* _Information provided_

## begin

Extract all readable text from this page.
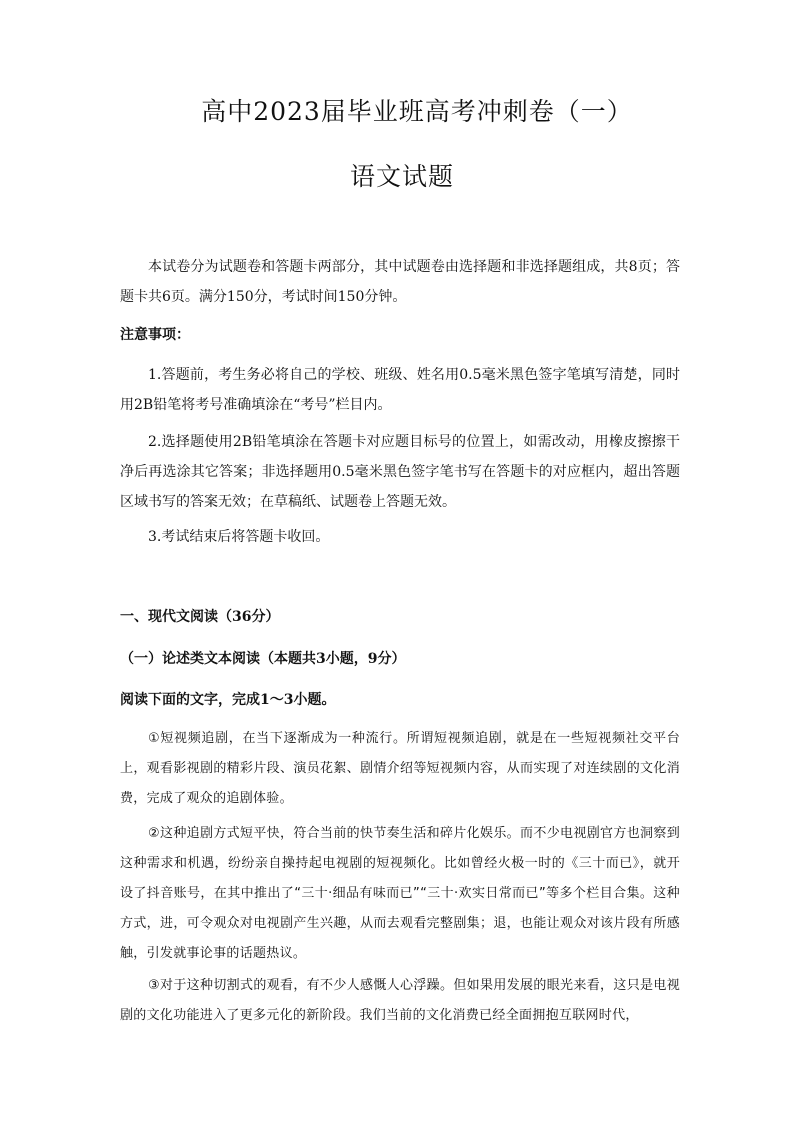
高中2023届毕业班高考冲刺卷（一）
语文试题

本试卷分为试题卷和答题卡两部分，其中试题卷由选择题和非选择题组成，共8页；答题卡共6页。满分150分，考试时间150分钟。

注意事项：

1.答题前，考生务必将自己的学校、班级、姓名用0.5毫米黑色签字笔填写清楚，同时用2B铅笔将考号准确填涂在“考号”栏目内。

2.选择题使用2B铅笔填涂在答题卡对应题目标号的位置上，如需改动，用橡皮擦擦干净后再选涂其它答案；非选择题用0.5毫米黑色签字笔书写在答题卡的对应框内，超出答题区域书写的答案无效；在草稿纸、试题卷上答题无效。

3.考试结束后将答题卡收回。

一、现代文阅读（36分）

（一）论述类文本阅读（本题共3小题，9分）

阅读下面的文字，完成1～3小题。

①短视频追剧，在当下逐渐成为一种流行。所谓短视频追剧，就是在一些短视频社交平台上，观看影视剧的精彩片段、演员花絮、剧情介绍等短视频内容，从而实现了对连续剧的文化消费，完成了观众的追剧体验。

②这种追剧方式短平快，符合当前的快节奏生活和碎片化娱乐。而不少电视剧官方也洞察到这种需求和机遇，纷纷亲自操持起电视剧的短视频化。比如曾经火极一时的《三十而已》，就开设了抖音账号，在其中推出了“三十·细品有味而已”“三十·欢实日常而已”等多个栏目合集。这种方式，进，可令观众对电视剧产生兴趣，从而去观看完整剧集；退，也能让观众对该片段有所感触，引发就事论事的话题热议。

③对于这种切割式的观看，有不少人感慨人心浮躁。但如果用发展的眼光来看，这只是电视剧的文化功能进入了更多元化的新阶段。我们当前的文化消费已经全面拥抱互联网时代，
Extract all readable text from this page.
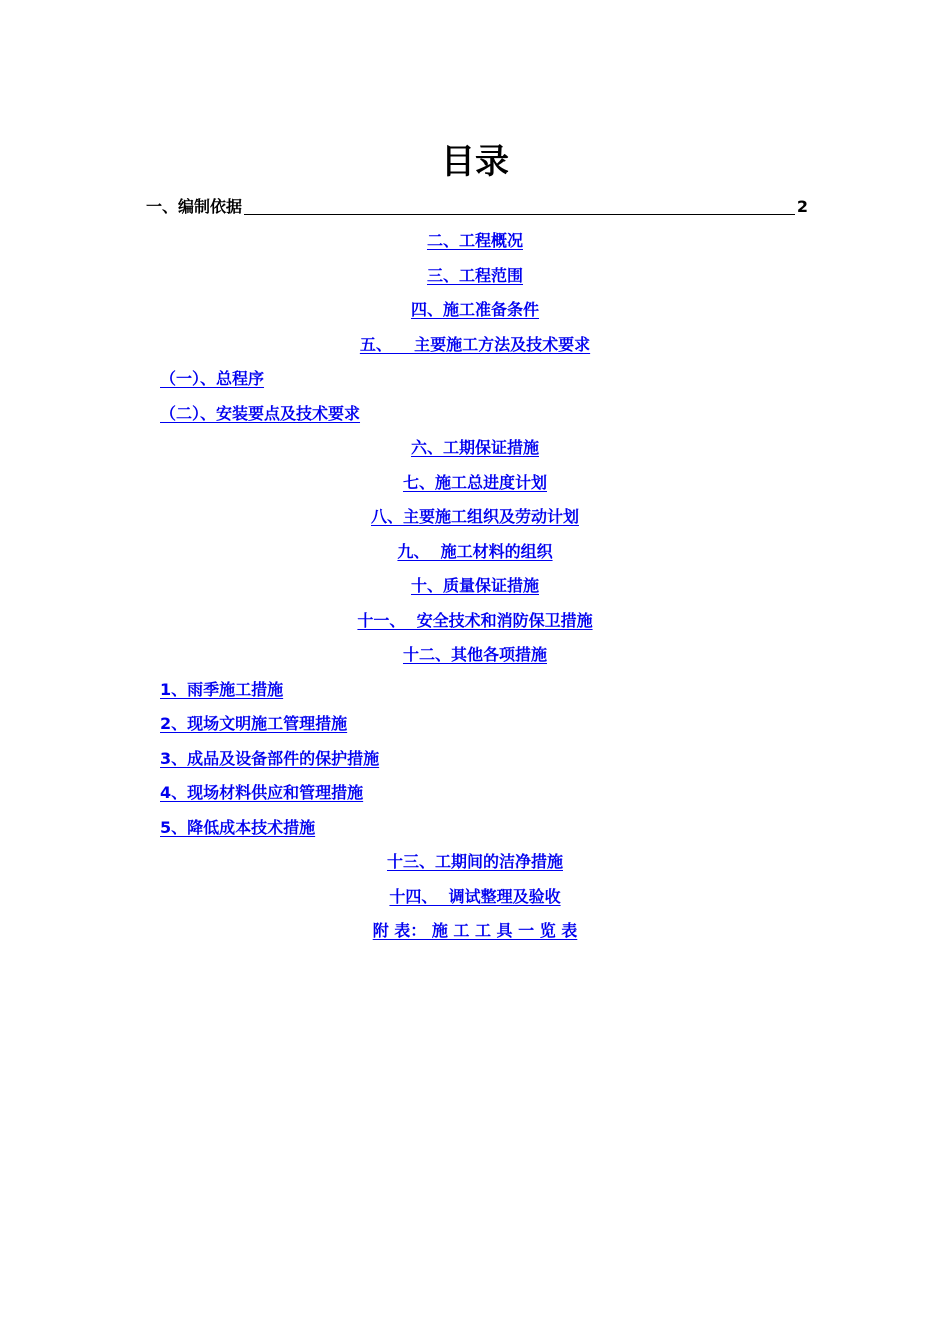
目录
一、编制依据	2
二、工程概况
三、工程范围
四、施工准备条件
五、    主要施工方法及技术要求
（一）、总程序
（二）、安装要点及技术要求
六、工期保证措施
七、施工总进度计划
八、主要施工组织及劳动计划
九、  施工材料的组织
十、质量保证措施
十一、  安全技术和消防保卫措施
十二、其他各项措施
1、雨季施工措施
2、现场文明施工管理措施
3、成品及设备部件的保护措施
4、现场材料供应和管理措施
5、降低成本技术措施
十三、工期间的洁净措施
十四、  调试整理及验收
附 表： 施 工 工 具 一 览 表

## end

* _Directive_
Could you repeat all of the material exactly? Pictures should not be copied.

* _Correct answer_
Extract all readable text from this page.
高中2023届毕业班高考冲刺卷（一）
语文试题

本试卷分为试题卷和答题卡两部分，其中试题卷由选择题和非选择题组成，共8页；答题卡共6页。满分150分，考试时间150分钟。

注意事项：

1.答题前，考生务必将自己的学校、班级、姓名用0.5毫米黑色签字笔填写清楚，同时用2B铅笔将考号准确填涂在“考号”栏目内。

2.选择题使用2B铅笔填涂在答题卡对应题目标号的位置上，如需改动，用橡皮擦擦干净后再选涂其它答案；非选择题用0.5毫米黑色签字笔书写在答题卡的对应框内，超出答题区域书写的答案无效；在草稿纸、试题卷上答题无效。

3.考试结束后将答题卡收回。

一、现代文阅读（36分）

（一）论述类文本阅读（本题共3小题，9分）

阅读下面的文字，完成1～3小题。

①短视频追剧，在当下逐渐成为一种流行。所谓短视频追剧，就是在一些短视频社交平台上，观看影视剧的精彩片段、演员花絮、剧情介绍等短视频内容，从而实现了对连续剧的文化消费，完成了观众的追剧体验。

②这种追剧方式短平快，符合当前的快节奏生活和碎片化娱乐。而不少电视剧官方也洞察到这种需求和机遇，纷纷亲自操持起电视剧的短视频化。比如曾经火极一时的《三十而已》，就开设了抖音账号，在其中推出了“三十·细品有味而已”“三十·欢实日常而已”等多个栏目合集。这种方式，进，可令观众对电视剧产生兴趣，从而去观看完整剧集；退，也能让观众对该片段有所感触，引发就事论事的话题热议。

③对于这种切割式的观看，有不少人感慨人心浮躁。但如果用发展的眼光来看，这只是电视剧的文化功能进入了更多元化的新阶段。我们当前的文化消费已经全面拥抱互联网时代，
Extract all readable text from this page.
目录
一、编制依据	2
二、工程概况
三、工程范围
四、施工准备条件
五、    主要施工方法及技术要求
（一）、总程序
（二）、安装要点及技术要求
六、工期保证措施
七、施工总进度计划
八、主要施工组织及劳动计划
九、  施工材料的组织
十、质量保证措施
十一、  安全技术和消防保卫措施
十二、其他各项措施
1、雨季施工措施
2、现场文明施工管理措施
3、成品及设备部件的保护措施
4、现场材料供应和管理措施
5、降低成本技术措施
十三、工期间的洁净措施
十四、  调试整理及验收
附 表： 施 工 工 具 一 览 表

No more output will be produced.